■ WORK INSTRUCTIONS: Select all lines holding the word "text" from the entries that follow.

-- Start --

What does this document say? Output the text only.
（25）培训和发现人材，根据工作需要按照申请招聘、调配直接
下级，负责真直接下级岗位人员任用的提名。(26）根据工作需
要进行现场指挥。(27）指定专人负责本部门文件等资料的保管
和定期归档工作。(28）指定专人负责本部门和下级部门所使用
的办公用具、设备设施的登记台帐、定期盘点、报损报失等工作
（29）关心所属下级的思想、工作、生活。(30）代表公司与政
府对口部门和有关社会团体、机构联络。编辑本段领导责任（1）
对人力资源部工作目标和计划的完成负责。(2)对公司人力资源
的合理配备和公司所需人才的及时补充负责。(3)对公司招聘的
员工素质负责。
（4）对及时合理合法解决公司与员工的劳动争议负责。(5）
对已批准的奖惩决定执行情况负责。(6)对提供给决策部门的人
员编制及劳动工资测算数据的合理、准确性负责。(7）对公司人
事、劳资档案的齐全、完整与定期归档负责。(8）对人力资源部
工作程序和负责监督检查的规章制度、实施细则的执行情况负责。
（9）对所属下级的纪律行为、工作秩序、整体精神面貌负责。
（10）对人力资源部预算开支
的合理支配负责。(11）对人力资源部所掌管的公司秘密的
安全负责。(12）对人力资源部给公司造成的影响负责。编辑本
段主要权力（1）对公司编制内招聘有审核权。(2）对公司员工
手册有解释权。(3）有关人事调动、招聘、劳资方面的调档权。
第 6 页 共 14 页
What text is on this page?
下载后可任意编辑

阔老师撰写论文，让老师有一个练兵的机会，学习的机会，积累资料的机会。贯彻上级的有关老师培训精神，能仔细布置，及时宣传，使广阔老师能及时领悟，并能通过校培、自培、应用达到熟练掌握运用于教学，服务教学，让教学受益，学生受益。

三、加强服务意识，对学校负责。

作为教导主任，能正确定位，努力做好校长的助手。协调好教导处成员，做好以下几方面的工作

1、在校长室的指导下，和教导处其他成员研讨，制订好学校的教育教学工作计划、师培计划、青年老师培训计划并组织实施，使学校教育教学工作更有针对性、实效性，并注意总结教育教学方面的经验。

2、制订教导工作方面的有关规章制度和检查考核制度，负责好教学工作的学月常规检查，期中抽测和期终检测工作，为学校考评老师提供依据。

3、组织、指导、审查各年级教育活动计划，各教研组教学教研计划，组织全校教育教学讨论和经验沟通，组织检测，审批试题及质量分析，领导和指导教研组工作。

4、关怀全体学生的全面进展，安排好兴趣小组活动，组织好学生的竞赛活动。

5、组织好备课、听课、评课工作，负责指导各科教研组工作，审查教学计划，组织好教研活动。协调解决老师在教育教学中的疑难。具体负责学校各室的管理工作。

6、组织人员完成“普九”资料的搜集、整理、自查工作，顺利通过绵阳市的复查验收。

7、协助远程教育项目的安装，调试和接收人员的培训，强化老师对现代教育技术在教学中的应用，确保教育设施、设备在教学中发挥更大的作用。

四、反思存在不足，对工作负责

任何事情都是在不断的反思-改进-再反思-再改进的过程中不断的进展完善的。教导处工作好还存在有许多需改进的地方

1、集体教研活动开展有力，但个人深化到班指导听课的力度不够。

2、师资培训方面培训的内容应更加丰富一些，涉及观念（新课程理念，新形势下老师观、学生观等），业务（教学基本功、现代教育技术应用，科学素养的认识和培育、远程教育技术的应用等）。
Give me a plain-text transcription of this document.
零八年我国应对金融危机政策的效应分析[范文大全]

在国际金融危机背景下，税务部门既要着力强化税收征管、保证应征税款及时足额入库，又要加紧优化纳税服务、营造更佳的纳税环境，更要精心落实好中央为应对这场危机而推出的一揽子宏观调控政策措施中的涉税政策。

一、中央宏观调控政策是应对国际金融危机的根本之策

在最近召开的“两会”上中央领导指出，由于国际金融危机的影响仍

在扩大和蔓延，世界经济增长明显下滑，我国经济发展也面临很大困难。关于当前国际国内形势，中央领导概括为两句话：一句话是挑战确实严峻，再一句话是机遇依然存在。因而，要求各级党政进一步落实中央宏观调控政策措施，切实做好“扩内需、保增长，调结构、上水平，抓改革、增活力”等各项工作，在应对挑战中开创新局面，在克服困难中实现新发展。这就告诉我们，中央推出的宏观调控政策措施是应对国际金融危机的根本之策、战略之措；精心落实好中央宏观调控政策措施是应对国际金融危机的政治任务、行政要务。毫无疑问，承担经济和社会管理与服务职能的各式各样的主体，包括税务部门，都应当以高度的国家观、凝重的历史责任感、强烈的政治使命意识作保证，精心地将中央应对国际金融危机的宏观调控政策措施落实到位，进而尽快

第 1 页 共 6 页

-- End --

■ WRITTEN RESPONSE:
What does this document say? Output the text only.
What text is on this page?
Give me a plain-text transcription of this document.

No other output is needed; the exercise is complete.